» Aim of the exercise: Give a verbatim quotation of every record.

[START Excerpted records]

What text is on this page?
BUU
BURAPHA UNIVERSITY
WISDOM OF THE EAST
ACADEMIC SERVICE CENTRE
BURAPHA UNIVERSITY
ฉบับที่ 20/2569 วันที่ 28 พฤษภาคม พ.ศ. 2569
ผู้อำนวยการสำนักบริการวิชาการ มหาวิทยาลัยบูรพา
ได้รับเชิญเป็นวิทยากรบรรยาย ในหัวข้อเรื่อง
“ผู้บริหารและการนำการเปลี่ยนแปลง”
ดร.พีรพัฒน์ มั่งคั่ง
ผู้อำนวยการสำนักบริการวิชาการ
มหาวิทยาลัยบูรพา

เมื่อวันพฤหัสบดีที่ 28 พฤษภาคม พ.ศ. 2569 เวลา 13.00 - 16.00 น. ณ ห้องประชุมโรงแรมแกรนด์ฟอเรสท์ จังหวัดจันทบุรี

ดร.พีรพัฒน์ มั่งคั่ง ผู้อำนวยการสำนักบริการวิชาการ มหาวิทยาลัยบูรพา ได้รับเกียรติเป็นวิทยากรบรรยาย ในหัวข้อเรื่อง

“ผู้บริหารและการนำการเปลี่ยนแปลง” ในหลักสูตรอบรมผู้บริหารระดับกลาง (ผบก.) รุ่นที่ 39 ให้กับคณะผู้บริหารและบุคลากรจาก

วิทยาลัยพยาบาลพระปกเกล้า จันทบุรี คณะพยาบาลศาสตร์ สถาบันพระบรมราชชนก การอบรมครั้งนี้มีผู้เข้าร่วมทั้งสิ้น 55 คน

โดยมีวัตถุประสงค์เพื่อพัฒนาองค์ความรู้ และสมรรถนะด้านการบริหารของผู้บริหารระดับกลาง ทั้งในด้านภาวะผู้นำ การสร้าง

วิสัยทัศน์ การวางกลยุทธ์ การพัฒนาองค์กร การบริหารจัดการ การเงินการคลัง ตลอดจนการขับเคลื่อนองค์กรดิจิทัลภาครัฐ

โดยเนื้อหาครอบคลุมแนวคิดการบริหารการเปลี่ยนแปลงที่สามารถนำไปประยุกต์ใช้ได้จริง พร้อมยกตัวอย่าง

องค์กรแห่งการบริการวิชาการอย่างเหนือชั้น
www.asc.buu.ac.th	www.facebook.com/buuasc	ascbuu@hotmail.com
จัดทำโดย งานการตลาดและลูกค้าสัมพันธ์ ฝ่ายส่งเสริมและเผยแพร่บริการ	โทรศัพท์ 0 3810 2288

[END Excerpted records]

» Result of this task:
What text is on this page?
BUU
BURAPHA UNIVERSITY
WISDOM OF THE EAST
ACADEMIC SERVICE CENTRE
BURAPHA UNIVERSITY
ฉบับที่ 20/2569 วันที่ 28 พฤษภาคม พ.ศ. 2569
ผู้อำนวยการสำนักบริการวิชาการ มหาวิทยาลัยบูรพา
ได้รับเชิญเป็นวิทยากรบรรยาย ในหัวข้อเรื่อง
“ผู้บริหารและการนำการเปลี่ยนแปลง”
ดร.พีรพัฒน์ มั่งคั่ง
ผู้อำนวยการสำนักบริการวิชาการ
มหาวิทยาลัยบูรพา

เมื่อวันพฤหัสบดีที่ 28 พฤษภาคม พ.ศ. 2569 เวลา 13.00 - 16.00 น. ณ ห้องประชุมโรงแรมแกรนด์ฟอเรสท์ จังหวัดจันทบุรี

ดร.พีรพัฒน์ มั่งคั่ง ผู้อำนวยการสำนักบริการวิชาการ มหาวิทยาลัยบูรพา ได้รับเกียรติเป็นวิทยากรบรรยาย ในหัวข้อเรื่อง

“ผู้บริหารและการนำการเปลี่ยนแปลง” ในหลักสูตรอบรมผู้บริหารระดับกลาง (ผบก.) รุ่นที่ 39 ให้กับคณะผู้บริหารและบุคลากรจาก

วิทยาลัยพยาบาลพระปกเกล้า จันทบุรี คณะพยาบาลศาสตร์ สถาบันพระบรมราชชนก การอบรมครั้งนี้มีผู้เข้าร่วมทั้งสิ้น 55 คน

โดยมีวัตถุประสงค์เพื่อพัฒนาองค์ความรู้ และสมรรถนะด้านการบริหารของผู้บริหารระดับกลาง ทั้งในด้านภาวะผู้นำ การสร้าง

วิสัยทัศน์ การวางกลยุทธ์ การพัฒนาองค์กร การบริหารจัดการ การเงินการคลัง ตลอดจนการขับเคลื่อนองค์กรดิจิทัลภาครัฐ

โดยเนื้อหาครอบคลุมแนวคิดการบริหารการเปลี่ยนแปลงที่สามารถนำไปประยุกต์ใช้ได้จริง พร้อมยกตัวอย่าง

องค์กรแห่งการบริการวิชาการอย่างเหนือชั้น
www.asc.buu.ac.th	www.facebook.com/buuasc	ascbuu@hotmail.com
จัดทำโดย งานการตลาดและลูกค้าสัมพันธ์ ฝ่ายส่งเสริมและเผยแพร่บริการ	โทรศัพท์ 0 3810 2288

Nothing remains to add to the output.